Available records >>
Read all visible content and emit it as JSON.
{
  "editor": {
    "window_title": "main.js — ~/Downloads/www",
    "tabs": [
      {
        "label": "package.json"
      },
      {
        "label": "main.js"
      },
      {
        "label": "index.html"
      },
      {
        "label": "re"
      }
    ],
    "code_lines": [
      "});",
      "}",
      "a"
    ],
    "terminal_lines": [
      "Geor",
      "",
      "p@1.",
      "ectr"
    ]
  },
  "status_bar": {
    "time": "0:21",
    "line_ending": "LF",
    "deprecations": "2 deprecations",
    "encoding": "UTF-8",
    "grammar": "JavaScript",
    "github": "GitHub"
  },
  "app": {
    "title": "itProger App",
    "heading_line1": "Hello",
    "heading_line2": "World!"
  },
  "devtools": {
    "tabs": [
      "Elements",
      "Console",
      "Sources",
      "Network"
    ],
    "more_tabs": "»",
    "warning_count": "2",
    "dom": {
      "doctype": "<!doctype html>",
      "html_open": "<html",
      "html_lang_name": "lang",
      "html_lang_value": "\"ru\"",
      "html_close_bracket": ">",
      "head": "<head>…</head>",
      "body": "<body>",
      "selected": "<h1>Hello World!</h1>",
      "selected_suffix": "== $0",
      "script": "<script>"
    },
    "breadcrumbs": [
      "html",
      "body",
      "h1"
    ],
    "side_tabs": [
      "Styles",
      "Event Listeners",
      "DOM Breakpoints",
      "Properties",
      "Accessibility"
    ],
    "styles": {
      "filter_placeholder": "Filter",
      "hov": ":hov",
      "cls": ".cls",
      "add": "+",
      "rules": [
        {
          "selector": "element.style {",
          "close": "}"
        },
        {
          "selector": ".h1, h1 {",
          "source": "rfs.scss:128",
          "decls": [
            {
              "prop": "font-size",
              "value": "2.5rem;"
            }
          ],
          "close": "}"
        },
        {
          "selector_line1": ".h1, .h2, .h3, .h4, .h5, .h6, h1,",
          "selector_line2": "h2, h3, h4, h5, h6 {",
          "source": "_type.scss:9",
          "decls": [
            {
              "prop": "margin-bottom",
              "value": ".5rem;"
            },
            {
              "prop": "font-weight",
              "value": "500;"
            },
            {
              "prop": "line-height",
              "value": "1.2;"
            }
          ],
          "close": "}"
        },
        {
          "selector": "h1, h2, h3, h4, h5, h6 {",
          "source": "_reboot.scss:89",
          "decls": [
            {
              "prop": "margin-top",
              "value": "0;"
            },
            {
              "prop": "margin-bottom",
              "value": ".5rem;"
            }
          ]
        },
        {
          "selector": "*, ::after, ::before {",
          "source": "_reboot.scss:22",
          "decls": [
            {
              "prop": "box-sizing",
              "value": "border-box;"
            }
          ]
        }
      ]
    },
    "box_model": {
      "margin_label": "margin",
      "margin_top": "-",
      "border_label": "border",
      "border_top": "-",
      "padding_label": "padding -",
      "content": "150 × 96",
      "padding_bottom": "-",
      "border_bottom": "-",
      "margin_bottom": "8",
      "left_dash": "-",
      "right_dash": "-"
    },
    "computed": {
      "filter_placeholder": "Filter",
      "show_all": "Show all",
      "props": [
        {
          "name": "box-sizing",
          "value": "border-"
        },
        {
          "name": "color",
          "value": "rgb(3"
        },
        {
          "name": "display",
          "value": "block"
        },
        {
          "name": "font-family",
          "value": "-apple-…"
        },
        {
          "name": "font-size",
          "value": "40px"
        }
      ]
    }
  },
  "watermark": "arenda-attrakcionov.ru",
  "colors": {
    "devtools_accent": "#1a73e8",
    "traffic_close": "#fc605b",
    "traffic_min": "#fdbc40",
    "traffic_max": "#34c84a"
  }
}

Your goal >> Print all of the entries exactly as they appear.

Solution >>
Read all visible content and emit it as JSON.
{
  "editor": {
    "window_title": "main.js — ~/Downloads/www",
    "tabs": [
      {
        "label": "package.json"
      },
      {
        "label": "main.js"
      },
      {
        "label": "index.html"
      },
      {
        "label": "re"
      }
    ],
    "code_lines": [
      "});",
      "}",
      "a"
    ],
    "terminal_lines": [
      "Geor",
      "",
      "p@1.",
      "ectr"
    ]
  },
  "status_bar": {
    "time": "0:21",
    "line_ending": "LF",
    "deprecations": "2 deprecations",
    "encoding": "UTF-8",
    "grammar": "JavaScript",
    "github": "GitHub"
  },
  "app": {
    "title": "itProger App",
    "heading_line1": "Hello",
    "heading_line2": "World!"
  },
  "devtools": {
    "tabs": [
      "Elements",
      "Console",
      "Sources",
      "Network"
    ],
    "more_tabs": "»",
    "warning_count": "2",
    "dom": {
      "doctype": "<!doctype html>",
      "html_open": "<html",
      "html_lang_name": "lang",
      "html_lang_value": "\"ru\"",
      "html_close_bracket": ">",
      "head": "<head>…</head>",
      "body": "<body>",
      "selected": "<h1>Hello World!</h1>",
      "selected_suffix": "== $0",
      "script": "<script>"
    },
    "breadcrumbs": [
      "html",
      "body",
      "h1"
    ],
    "side_tabs": [
      "Styles",
      "Event Listeners",
      "DOM Breakpoints",
      "Properties",
      "Accessibility"
    ],
    "styles": {
      "filter_placeholder": "Filter",
      "hov": ":hov",
      "cls": ".cls",
      "add": "+",
      "rules": [
        {
          "selector": "element.style {",
          "close": "}"
        },
        {
          "selector": ".h1, h1 {",
          "source": "rfs.scss:128",
          "decls": [
            {
              "prop": "font-size",
              "value": "2.5rem;"
            }
          ],
          "close": "}"
        },
        {
          "selector_line1": ".h1, .h2, .h3, .h4, .h5, .h6, h1,",
          "selector_line2": "h2, h3, h4, h5, h6 {",
          "source": "_type.scss:9",
          "decls": [
            {
              "prop": "margin-bottom",
              "value": ".5rem;"
            },
            {
              "prop": "font-weight",
              "value": "500;"
            },
            {
              "prop": "line-height",
              "value": "1.2;"
            }
          ],
          "close": "}"
        },
        {
          "selector": "h1, h2, h3, h4, h5, h6 {",
          "source": "_reboot.scss:89",
          "decls": [
            {
              "prop": "margin-top",
              "value": "0;"
            },
            {
              "prop": "margin-bottom",
              "value": ".5rem;"
            }
          ]
        },
        {
          "selector": "*, ::after, ::before {",
          "source": "_reboot.scss:22",
          "decls": [
            {
              "prop": "box-sizing",
              "value": "border-box;"
            }
          ]
        }
      ]
    },
    "box_model": {
      "margin_label": "margin",
      "margin_top": "-",
      "border_label": "border",
      "border_top": "-",
      "padding_label": "padding -",
      "content": "150 × 96",
      "padding_bottom": "-",
      "border_bottom": "-",
      "margin_bottom": "8",
      "left_dash": "-",
      "right_dash": "-"
    },
    "computed": {
      "filter_placeholder": "Filter",
      "show_all": "Show all",
      "props": [
        {
          "name": "box-sizing",
          "value": "border-"
        },
        {
          "name": "color",
          "value": "rgb(3"
        },
        {
          "name": "display",
          "value": "block"
        },
        {
          "name": "font-family",
          "value": "-apple-…"
        },
        {
          "name": "font-size",
          "value": "40px"
        }
      ]
    }
  },
  "watermark": "arenda-attrakcionov.ru",
  "colors": {
    "devtools_accent": "#1a73e8",
    "traffic_close": "#fc605b",
    "traffic_min": "#fdbc40",
    "traffic_max": "#34c84a"
  }
}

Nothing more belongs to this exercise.